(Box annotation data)
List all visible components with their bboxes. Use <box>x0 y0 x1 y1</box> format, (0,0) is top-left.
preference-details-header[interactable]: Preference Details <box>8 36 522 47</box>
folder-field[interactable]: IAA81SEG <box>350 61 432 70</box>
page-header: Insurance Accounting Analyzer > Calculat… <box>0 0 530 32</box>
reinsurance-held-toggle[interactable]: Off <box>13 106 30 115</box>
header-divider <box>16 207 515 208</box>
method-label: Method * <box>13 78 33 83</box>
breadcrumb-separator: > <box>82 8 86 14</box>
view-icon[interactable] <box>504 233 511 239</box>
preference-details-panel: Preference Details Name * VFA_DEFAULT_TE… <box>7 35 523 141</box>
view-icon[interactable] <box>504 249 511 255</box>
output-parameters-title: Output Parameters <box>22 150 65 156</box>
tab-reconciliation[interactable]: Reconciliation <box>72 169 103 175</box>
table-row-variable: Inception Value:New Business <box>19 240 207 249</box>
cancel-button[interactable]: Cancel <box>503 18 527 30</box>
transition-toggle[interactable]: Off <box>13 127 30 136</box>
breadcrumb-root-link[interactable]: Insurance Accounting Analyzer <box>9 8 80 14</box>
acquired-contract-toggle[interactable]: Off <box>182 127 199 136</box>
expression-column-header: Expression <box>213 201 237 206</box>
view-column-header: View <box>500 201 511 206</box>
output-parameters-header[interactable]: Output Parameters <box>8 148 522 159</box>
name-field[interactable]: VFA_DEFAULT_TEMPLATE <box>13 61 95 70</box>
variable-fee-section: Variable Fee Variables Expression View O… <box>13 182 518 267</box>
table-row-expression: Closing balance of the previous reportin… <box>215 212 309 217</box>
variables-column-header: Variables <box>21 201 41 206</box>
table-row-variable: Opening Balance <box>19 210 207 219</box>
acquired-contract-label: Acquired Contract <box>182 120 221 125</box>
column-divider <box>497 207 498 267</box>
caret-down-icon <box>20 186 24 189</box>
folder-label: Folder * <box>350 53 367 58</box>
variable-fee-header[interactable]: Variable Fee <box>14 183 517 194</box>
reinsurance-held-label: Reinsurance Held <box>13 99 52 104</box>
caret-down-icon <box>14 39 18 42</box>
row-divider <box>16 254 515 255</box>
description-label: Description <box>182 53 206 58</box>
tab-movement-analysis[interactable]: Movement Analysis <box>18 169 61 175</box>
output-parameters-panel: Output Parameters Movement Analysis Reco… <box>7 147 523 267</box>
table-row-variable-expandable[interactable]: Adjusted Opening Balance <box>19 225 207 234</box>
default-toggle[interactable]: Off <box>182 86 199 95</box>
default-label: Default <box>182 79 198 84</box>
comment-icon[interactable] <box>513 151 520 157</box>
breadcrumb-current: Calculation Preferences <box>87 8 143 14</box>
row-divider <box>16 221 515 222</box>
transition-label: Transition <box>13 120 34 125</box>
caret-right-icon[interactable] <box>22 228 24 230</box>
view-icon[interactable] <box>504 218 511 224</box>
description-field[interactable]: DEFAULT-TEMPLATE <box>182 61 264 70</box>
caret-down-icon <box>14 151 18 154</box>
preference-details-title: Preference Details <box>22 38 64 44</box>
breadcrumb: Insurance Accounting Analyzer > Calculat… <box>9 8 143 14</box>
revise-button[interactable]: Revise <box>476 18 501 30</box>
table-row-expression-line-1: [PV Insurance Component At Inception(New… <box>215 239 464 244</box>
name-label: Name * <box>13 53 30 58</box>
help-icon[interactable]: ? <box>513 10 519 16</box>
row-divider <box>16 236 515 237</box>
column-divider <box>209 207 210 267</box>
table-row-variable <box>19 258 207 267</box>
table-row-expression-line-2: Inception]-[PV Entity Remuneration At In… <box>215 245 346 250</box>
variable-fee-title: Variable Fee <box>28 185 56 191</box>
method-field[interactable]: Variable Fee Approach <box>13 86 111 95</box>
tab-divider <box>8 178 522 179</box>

■ **TO BE DONE**
Lay out each line of the data above as a numbered list, leaving out any blank lines.

■ **TASK SOLUTION**
1. List all visible components with their bboxes. Use <box>x0 y0 x1 y1</box> format, (0,0) is top-left.
2. preference-details-header[interactable]: Preference Details <box>8 36 522 47</box>
3. folder-field[interactable]: IAA81SEG <box>350 61 432 70</box>
4. page-header: Insurance Accounting Analyzer > Calculat… <box>0 0 530 32</box>
5. reinsurance-held-toggle[interactable]: Off <box>13 106 30 115</box>
6. header-divider <box>16 207 515 208</box>
7. method-label: Method * <box>13 78 33 83</box>
8. breadcrumb-separator: > <box>82 8 86 14</box>
9. view-icon[interactable] <box>504 233 511 239</box>
10. preference-details-panel: Preference Details Name * VFA_DEFAULT_TE… <box>7 35 523 141</box>
11. view-icon[interactable] <box>504 249 511 255</box>
12. output-parameters-title: Output Parameters <box>22 150 65 156</box>
13. tab-reconciliation[interactable]: Reconciliation <box>72 169 103 175</box>
14. table-row-variable: Inception Value:New Business <box>19 240 207 249</box>
15. cancel-button[interactable]: Cancel <box>503 18 527 30</box>
16. transition-toggle[interactable]: Off <box>13 127 30 136</box>
17. breadcrumb-root-link[interactable]: Insurance Accounting Analyzer <box>9 8 80 14</box>
18. acquired-contract-toggle[interactable]: Off <box>182 127 199 136</box>
19. expression-column-header: Expression <box>213 201 237 206</box>
20. view-column-header: View <box>500 201 511 206</box>
21. output-parameters-header[interactable]: Output Parameters <box>8 148 522 159</box>
22. name-field[interactable]: VFA_DEFAULT_TEMPLATE <box>13 61 95 70</box>
23. variable-fee-section: Variable Fee Variables Expression View O… <box>13 182 518 267</box>
24. table-row-expression: Closing balance of the previous reportin… <box>215 212 309 217</box>
25. variables-column-header: Variables <box>21 201 41 206</box>
26. table-row-variable: Opening Balance <box>19 210 207 219</box>
27. acquired-contract-label: Acquired Contract <box>182 120 221 125</box>
28. column-divider <box>497 207 498 267</box>
29. caret-down-icon <box>20 186 24 189</box>
30. folder-label: Folder * <box>350 53 367 58</box>
31. variable-fee-header[interactable]: Variable Fee <box>14 183 517 194</box>
32. reinsurance-held-label: Reinsurance Held <box>13 99 52 104</box>
33. caret-down-icon <box>14 39 18 42</box>
34. row-divider <box>16 254 515 255</box>
35. description-label: Description <box>182 53 206 58</box>
36. tab-movement-analysis[interactable]: Movement Analysis <box>18 169 61 175</box>
37. output-parameters-panel: Output Parameters Movement Analysis Reco… <box>7 147 523 267</box>
38. table-row-variable-expandable[interactable]: Adjusted Opening Balance <box>19 225 207 234</box>
39. default-toggle[interactable]: Off <box>182 86 199 95</box>
40. default-label: Default <box>182 79 198 84</box>
41. comment-icon[interactable] <box>513 151 520 157</box>
42. breadcrumb-current: Calculation Preferences <box>87 8 143 14</box>
43. row-divider <box>16 221 515 222</box>
44. transition-label: Transition <box>13 120 34 125</box>
45. caret-right-icon[interactable] <box>22 228 24 230</box>
46. view-icon[interactable] <box>504 218 511 224</box>
47. description-field[interactable]: DEFAULT-TEMPLATE <box>182 61 264 70</box>
48. caret-down-icon <box>14 151 18 154</box>
49. preference-details-title: Preference Details <box>22 38 64 44</box>
50. breadcrumb: Insurance Accounting Analyzer > Calculat… <box>9 8 143 14</box>
51. revise-button[interactable]: Revise <box>476 18 501 30</box>
52. table-row-expression-line-1: [PV Insurance Component At Inception(New… <box>215 239 464 244</box>
53. name-label: Name * <box>13 53 30 58</box>
54. help-icon[interactable]: ? <box>513 10 519 16</box>
55. row-divider <box>16 236 515 237</box>
56. column-divider <box>209 207 210 267</box>
57. table-row-variable <box>19 258 207 267</box>
58. table-row-expression-line-2: Inception]-[PV Entity Remuneration At In… <box>215 245 346 250</box>
59. variable-fee-title: Variable Fee <box>28 185 56 191</box>
60. method-field[interactable]: Variable Fee Approach <box>13 86 111 95</box>
61. tab-divider <box>8 178 522 179</box>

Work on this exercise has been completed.